___ Exercise materials ___

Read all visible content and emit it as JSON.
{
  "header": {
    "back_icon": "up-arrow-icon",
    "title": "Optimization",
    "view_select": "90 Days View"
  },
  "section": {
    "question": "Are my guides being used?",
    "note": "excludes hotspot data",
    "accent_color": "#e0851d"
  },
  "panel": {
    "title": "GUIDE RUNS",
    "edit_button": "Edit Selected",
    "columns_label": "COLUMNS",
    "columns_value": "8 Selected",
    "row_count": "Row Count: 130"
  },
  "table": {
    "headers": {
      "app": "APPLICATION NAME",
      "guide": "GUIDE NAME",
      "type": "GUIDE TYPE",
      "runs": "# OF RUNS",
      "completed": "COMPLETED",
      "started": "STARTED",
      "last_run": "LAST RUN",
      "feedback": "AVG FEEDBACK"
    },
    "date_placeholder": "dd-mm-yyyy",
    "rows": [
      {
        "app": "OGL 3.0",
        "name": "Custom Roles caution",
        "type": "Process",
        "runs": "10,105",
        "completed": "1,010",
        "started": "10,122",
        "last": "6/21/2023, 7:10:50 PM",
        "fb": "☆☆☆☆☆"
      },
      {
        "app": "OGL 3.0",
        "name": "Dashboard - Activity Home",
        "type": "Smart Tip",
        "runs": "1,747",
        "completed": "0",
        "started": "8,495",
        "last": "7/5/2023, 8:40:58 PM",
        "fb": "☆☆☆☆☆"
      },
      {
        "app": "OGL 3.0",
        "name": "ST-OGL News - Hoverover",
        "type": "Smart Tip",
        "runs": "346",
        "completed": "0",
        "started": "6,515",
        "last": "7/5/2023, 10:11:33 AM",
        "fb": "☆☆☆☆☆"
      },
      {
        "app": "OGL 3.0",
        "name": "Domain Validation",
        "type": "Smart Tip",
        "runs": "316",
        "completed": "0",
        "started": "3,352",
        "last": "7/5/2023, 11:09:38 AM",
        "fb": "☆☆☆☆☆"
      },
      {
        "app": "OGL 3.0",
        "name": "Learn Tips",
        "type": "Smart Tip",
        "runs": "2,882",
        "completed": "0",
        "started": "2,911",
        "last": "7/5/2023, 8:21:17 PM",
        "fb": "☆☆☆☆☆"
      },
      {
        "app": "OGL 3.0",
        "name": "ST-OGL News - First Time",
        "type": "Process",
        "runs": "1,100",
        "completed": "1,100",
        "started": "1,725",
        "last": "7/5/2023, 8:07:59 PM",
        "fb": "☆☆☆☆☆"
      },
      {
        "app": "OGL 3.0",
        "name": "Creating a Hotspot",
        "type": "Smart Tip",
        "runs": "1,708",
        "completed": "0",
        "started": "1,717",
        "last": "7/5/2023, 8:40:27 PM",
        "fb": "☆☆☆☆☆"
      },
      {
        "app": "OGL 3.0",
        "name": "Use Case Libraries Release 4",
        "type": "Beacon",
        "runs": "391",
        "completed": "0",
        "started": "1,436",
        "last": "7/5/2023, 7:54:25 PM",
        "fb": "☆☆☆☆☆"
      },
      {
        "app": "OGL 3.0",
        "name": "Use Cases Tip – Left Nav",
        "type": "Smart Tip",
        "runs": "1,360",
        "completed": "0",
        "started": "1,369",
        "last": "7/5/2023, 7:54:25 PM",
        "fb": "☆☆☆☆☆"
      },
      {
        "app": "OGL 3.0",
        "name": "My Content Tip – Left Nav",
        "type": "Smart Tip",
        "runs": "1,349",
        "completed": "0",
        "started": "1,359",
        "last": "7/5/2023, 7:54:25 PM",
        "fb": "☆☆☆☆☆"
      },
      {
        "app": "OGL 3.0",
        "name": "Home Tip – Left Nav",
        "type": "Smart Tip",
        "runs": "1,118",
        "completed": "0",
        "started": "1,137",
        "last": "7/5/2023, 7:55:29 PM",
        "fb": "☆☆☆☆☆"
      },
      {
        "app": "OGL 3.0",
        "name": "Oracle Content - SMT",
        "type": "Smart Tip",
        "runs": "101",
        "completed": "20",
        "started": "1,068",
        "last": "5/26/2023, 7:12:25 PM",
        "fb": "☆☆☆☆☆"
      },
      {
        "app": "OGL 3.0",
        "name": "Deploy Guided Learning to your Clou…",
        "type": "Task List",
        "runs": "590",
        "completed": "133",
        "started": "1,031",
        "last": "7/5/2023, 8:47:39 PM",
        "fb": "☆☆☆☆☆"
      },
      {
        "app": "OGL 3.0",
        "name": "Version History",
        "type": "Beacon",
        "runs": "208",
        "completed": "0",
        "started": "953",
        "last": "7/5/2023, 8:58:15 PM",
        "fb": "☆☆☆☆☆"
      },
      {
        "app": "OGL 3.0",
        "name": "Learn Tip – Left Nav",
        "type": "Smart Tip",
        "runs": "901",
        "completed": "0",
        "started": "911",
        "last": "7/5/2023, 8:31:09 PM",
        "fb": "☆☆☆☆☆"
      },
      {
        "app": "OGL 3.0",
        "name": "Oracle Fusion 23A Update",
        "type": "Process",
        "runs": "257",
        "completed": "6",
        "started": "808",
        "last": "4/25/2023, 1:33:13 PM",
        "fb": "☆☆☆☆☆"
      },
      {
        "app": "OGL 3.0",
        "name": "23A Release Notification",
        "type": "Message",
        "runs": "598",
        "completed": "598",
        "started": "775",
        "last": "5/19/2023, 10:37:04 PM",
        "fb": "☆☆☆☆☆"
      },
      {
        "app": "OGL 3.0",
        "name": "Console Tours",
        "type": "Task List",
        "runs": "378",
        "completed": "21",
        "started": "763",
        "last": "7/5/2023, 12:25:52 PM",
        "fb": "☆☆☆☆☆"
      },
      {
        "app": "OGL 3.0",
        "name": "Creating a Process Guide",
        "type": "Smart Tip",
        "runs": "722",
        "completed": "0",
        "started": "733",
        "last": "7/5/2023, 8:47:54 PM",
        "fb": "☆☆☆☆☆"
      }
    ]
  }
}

___

- **Task to carry out**: Return the lines of the records that include the string "Left".

- **Final result**:
        "name": "Use Cases Tip – Left Nav",
        "name": "My Content Tip – Left Nav",
        "name": "Home Tip – Left Nav",
        "name": "Learn Tip – Left Nav",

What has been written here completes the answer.